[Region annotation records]

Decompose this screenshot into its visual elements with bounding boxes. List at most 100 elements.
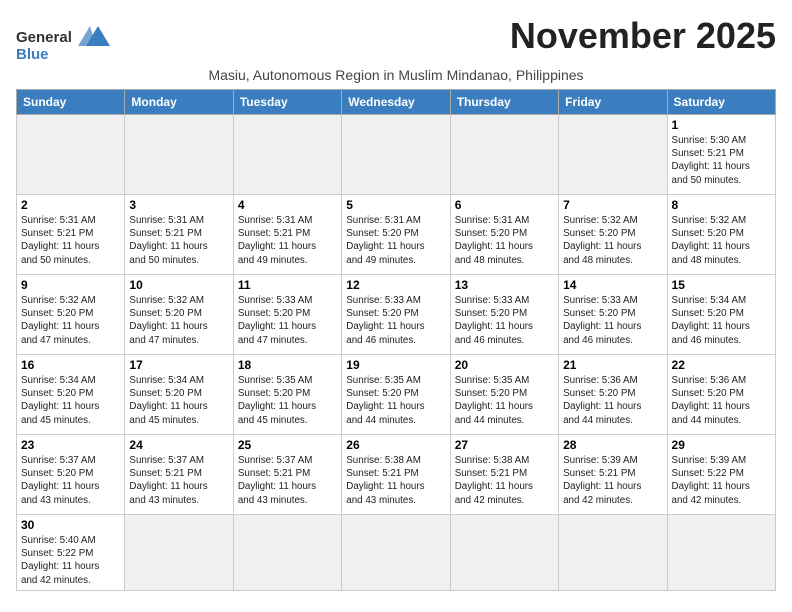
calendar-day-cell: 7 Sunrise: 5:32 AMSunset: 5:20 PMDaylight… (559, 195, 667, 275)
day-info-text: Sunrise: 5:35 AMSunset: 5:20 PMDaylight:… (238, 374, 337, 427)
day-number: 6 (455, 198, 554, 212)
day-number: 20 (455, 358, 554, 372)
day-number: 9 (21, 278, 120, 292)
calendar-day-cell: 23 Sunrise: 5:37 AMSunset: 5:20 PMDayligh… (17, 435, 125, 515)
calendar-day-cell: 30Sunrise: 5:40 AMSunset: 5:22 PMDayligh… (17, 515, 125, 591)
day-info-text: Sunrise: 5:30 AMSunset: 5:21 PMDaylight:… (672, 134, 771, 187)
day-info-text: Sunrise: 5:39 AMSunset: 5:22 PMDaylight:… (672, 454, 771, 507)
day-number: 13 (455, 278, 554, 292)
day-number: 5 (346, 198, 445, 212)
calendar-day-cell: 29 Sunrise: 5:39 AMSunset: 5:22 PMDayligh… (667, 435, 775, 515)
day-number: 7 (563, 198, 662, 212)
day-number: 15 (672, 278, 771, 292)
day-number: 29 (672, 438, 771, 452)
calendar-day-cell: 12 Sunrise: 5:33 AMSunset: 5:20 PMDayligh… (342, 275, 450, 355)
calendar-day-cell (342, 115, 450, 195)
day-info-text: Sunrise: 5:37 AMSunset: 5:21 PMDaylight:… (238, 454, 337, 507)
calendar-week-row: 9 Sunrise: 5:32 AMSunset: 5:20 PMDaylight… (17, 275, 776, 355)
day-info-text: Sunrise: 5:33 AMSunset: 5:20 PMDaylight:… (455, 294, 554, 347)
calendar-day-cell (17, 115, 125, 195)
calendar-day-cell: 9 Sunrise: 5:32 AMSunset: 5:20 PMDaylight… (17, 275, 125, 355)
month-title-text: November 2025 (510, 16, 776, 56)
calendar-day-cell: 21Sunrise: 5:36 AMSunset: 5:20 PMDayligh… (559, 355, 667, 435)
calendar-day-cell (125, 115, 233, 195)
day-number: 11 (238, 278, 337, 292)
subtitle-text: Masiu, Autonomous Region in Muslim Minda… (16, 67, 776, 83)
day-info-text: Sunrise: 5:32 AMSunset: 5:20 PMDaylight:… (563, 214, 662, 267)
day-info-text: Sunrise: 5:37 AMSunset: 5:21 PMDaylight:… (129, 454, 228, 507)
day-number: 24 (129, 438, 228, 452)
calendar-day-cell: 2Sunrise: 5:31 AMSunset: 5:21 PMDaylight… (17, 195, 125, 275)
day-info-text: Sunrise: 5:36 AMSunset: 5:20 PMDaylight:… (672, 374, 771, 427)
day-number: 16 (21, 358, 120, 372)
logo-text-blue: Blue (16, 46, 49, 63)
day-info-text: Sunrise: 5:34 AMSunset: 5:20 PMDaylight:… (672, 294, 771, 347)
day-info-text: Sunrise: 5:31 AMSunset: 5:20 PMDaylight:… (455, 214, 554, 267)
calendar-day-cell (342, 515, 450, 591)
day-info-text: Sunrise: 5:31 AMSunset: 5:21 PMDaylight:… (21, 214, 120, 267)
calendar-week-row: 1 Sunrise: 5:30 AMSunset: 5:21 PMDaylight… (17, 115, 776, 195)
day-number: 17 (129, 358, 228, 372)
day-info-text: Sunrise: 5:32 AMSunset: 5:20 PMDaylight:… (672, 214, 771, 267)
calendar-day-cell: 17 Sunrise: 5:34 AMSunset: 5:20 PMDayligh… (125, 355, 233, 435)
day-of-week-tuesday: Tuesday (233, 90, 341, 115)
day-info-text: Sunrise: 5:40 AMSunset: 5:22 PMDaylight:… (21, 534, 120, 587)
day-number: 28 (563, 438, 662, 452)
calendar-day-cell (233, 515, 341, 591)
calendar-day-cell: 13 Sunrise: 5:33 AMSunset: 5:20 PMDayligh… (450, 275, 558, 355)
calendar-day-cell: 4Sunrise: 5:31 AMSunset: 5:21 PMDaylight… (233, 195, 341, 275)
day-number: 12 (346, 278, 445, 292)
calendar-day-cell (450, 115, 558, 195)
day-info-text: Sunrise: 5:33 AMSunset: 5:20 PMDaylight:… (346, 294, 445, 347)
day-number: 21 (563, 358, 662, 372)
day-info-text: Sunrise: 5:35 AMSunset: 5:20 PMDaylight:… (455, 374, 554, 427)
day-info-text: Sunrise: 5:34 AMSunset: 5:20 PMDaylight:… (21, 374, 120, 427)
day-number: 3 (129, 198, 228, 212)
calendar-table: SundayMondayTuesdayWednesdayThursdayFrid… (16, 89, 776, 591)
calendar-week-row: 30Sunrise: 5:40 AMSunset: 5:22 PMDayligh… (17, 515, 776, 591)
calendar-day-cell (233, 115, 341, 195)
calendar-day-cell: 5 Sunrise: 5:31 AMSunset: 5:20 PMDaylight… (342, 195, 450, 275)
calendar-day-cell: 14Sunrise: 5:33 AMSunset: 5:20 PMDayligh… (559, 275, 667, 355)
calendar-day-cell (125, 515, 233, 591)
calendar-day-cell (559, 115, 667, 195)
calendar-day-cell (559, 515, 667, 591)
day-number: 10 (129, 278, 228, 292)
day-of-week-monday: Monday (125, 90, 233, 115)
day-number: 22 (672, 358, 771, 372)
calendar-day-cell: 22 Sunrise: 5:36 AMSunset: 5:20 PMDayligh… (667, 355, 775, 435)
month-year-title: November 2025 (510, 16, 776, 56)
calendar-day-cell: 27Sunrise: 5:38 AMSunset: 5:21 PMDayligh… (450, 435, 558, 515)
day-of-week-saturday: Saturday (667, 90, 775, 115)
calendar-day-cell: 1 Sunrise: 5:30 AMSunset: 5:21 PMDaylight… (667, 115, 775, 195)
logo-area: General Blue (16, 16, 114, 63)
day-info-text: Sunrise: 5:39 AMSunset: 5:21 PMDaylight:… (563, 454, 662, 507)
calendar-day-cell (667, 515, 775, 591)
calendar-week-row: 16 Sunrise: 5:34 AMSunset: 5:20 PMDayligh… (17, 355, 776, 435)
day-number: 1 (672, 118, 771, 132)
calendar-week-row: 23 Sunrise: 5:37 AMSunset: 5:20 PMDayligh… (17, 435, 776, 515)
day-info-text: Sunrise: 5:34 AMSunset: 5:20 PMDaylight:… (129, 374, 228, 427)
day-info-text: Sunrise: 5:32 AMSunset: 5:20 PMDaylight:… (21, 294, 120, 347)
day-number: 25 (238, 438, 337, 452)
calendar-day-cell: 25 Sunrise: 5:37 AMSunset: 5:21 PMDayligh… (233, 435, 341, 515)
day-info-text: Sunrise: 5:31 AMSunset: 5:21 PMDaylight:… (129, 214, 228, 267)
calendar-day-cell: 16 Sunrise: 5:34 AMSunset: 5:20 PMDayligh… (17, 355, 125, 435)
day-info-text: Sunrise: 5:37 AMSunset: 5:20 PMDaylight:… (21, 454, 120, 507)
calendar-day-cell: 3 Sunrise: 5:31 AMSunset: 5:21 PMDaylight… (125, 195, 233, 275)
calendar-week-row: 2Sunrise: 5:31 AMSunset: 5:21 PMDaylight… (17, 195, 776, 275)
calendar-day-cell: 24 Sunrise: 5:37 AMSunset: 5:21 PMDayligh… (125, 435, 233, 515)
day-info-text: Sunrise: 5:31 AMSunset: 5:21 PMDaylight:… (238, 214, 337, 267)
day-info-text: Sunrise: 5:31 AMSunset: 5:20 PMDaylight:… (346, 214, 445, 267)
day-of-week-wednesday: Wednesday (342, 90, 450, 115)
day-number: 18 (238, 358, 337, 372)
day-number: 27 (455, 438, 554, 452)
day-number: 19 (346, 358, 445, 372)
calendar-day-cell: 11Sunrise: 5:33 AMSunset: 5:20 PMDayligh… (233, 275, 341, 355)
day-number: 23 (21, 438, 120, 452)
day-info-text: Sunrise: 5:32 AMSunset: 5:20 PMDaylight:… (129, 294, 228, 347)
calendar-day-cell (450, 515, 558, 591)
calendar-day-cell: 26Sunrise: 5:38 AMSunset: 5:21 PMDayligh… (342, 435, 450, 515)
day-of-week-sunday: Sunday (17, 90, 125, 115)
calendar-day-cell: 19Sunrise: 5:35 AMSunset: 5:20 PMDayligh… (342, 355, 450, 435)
==
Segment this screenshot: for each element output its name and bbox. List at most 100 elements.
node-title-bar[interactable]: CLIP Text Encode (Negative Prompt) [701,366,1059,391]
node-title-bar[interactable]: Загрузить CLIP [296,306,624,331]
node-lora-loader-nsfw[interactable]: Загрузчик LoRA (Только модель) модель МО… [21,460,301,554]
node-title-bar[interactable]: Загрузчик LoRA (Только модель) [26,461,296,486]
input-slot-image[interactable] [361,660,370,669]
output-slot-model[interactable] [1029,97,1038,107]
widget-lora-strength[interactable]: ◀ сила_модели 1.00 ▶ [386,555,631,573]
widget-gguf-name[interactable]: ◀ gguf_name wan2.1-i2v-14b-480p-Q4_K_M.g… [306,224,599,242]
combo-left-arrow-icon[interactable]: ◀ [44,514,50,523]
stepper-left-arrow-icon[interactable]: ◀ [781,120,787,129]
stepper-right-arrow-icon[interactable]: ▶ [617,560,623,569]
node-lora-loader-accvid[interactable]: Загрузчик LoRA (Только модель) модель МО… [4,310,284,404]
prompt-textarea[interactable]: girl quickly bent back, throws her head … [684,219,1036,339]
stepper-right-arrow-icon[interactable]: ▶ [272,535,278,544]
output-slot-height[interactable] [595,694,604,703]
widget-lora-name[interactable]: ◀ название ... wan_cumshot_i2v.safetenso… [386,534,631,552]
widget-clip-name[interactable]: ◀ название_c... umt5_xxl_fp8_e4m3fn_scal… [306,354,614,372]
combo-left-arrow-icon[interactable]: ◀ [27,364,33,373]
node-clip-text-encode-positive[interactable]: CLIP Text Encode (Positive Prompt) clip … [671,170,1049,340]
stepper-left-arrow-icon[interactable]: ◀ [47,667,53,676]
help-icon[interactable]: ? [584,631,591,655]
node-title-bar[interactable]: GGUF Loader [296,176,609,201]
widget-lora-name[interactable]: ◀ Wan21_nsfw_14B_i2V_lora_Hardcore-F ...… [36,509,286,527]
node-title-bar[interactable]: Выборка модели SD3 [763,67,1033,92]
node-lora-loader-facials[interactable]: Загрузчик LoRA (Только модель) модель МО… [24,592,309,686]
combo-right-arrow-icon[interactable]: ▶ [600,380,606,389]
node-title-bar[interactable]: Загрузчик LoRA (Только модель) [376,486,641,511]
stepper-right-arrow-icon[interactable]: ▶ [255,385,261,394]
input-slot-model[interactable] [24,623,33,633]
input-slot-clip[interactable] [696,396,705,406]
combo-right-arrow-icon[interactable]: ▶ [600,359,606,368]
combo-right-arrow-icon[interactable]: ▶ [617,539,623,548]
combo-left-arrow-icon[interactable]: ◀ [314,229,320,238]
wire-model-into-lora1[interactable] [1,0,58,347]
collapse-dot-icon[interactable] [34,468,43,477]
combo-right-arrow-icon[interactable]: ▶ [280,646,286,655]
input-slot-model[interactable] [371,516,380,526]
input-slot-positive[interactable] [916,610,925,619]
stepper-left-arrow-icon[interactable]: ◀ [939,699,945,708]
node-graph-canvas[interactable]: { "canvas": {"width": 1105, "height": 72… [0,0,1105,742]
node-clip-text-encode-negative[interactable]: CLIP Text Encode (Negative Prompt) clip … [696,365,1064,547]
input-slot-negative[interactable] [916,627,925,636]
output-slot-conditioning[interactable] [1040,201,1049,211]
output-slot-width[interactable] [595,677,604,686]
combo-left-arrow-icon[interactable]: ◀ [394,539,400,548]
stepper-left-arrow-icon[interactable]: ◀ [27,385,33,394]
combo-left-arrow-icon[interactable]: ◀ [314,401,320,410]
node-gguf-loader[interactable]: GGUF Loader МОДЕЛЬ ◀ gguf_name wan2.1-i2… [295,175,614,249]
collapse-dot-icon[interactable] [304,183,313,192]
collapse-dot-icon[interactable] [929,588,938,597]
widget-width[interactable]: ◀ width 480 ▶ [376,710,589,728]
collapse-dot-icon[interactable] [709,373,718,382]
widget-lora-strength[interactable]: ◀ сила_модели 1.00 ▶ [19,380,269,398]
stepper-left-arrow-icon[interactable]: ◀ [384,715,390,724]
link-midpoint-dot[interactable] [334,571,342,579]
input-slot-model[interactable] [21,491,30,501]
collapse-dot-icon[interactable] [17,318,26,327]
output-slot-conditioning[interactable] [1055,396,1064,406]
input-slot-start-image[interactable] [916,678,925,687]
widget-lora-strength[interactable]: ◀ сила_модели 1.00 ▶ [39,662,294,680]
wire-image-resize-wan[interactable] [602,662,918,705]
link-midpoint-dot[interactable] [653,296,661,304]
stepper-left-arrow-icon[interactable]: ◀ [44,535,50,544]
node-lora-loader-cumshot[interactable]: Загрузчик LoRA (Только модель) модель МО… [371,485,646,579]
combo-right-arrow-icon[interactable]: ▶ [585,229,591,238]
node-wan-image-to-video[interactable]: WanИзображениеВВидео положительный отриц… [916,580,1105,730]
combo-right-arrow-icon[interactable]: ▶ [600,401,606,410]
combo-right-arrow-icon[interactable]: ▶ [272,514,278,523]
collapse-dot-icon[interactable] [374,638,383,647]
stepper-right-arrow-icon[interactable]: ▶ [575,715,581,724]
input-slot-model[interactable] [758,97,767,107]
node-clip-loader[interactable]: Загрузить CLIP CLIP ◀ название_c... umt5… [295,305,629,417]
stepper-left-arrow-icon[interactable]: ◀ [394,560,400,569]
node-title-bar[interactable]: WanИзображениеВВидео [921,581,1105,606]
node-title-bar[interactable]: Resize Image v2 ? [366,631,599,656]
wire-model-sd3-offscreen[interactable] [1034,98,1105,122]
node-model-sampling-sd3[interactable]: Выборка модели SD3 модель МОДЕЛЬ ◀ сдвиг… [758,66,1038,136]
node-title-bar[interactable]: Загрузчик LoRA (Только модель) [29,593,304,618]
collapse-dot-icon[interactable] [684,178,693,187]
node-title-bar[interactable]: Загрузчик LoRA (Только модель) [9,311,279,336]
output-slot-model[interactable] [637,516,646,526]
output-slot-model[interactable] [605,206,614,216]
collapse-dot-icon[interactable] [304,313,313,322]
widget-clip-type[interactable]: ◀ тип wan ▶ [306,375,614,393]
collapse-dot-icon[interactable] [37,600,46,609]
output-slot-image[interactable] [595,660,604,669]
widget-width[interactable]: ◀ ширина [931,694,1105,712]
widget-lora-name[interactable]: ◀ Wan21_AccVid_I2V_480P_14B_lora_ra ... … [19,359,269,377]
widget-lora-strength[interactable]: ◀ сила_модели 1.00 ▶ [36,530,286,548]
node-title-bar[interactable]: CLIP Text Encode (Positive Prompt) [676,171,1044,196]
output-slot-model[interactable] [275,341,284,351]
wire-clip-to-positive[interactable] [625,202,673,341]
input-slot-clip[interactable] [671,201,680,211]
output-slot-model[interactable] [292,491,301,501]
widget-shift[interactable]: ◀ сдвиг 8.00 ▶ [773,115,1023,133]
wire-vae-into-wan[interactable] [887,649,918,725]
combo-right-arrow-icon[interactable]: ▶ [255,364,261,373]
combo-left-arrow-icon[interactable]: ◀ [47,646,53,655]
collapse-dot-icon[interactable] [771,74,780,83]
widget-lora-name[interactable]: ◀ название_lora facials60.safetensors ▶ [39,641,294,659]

## Task statement:
Identify each line in the listing above that contains the string "midpoint", and copy those lines.

## Answer to the problem:
link-midpoint-dot[interactable] [334,571,342,579]
link-midpoint-dot[interactable] [653,296,661,304]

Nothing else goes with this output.